-------- Data for this task --------

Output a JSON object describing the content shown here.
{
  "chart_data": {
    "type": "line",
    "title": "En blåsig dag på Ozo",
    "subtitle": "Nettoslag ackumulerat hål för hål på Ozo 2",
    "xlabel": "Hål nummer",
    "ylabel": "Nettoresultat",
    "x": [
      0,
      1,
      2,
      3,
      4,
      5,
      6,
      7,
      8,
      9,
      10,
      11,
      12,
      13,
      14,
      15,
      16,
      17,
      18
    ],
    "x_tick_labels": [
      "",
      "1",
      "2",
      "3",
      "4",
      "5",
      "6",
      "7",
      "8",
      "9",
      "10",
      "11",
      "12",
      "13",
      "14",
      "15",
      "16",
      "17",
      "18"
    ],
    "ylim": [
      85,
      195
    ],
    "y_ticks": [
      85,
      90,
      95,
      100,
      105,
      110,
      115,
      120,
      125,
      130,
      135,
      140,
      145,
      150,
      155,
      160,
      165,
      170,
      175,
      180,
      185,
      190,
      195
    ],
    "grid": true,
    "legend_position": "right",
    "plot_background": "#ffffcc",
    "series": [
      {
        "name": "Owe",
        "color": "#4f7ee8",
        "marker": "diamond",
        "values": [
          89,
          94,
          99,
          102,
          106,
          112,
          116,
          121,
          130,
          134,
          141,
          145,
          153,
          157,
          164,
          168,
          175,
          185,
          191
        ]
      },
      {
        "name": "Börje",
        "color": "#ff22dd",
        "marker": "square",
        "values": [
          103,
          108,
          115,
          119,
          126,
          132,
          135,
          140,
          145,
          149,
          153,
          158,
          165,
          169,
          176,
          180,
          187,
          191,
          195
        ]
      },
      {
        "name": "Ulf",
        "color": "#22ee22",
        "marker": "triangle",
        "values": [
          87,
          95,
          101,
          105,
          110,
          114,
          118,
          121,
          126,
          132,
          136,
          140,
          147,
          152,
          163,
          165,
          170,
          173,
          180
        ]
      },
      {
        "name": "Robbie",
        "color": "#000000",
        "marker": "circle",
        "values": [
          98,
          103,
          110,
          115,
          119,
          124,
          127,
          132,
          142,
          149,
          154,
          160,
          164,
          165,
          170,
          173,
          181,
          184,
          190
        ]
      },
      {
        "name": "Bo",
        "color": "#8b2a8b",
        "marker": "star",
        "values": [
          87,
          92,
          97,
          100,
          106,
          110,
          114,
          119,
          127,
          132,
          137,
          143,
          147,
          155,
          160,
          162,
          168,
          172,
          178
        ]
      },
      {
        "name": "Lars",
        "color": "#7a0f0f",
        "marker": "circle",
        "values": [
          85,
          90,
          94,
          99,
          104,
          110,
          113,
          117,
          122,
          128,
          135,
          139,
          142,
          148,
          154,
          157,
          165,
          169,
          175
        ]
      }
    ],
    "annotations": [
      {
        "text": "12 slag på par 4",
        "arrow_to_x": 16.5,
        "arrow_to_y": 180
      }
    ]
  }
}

--------

*What the exercise asks*. Please output the entries above, every line exactly as it reads.

*Answer in full*.
Output a JSON object describing the content shown here.
{
  "chart_data": {
    "type": "line",
    "title": "En blåsig dag på Ozo",
    "subtitle": "Nettoslag ackumulerat hål för hål på Ozo 2",
    "xlabel": "Hål nummer",
    "ylabel": "Nettoresultat",
    "x": [
      0,
      1,
      2,
      3,
      4,
      5,
      6,
      7,
      8,
      9,
      10,
      11,
      12,
      13,
      14,
      15,
      16,
      17,
      18
    ],
    "x_tick_labels": [
      "",
      "1",
      "2",
      "3",
      "4",
      "5",
      "6",
      "7",
      "8",
      "9",
      "10",
      "11",
      "12",
      "13",
      "14",
      "15",
      "16",
      "17",
      "18"
    ],
    "ylim": [
      85,
      195
    ],
    "y_ticks": [
      85,
      90,
      95,
      100,
      105,
      110,
      115,
      120,
      125,
      130,
      135,
      140,
      145,
      150,
      155,
      160,
      165,
      170,
      175,
      180,
      185,
      190,
      195
    ],
    "grid": true,
    "legend_position": "right",
    "plot_background": "#ffffcc",
    "series": [
      {
        "name": "Owe",
        "color": "#4f7ee8",
        "marker": "diamond",
        "values": [
          89,
          94,
          99,
          102,
          106,
          112,
          116,
          121,
          130,
          134,
          141,
          145,
          153,
          157,
          164,
          168,
          175,
          185,
          191
        ]
      },
      {
        "name": "Börje",
        "color": "#ff22dd",
        "marker": "square",
        "values": [
          103,
          108,
          115,
          119,
          126,
          132,
          135,
          140,
          145,
          149,
          153,
          158,
          165,
          169,
          176,
          180,
          187,
          191,
          195
        ]
      },
      {
        "name": "Ulf",
        "color": "#22ee22",
        "marker": "triangle",
        "values": [
          87,
          95,
          101,
          105,
          110,
          114,
          118,
          121,
          126,
          132,
          136,
          140,
          147,
          152,
          163,
          165,
          170,
          173,
          180
        ]
      },
      {
        "name": "Robbie",
        "color": "#000000",
        "marker": "circle",
        "values": [
          98,
          103,
          110,
          115,
          119,
          124,
          127,
          132,
          142,
          149,
          154,
          160,
          164,
          165,
          170,
          173,
          181,
          184,
          190
        ]
      },
      {
        "name": "Bo",
        "color": "#8b2a8b",
        "marker": "star",
        "values": [
          87,
          92,
          97,
          100,
          106,
          110,
          114,
          119,
          127,
          132,
          137,
          143,
          147,
          155,
          160,
          162,
          168,
          172,
          178
        ]
      },
      {
        "name": "Lars",
        "color": "#7a0f0f",
        "marker": "circle",
        "values": [
          85,
          90,
          94,
          99,
          104,
          110,
          113,
          117,
          122,
          128,
          135,
          139,
          142,
          148,
          154,
          157,
          165,
          169,
          175
        ]
      }
    ],
    "annotations": [
      {
        "text": "12 slag på par 4",
        "arrow_to_x": 16.5,
        "arrow_to_y": 180
      }
    ]
  }
}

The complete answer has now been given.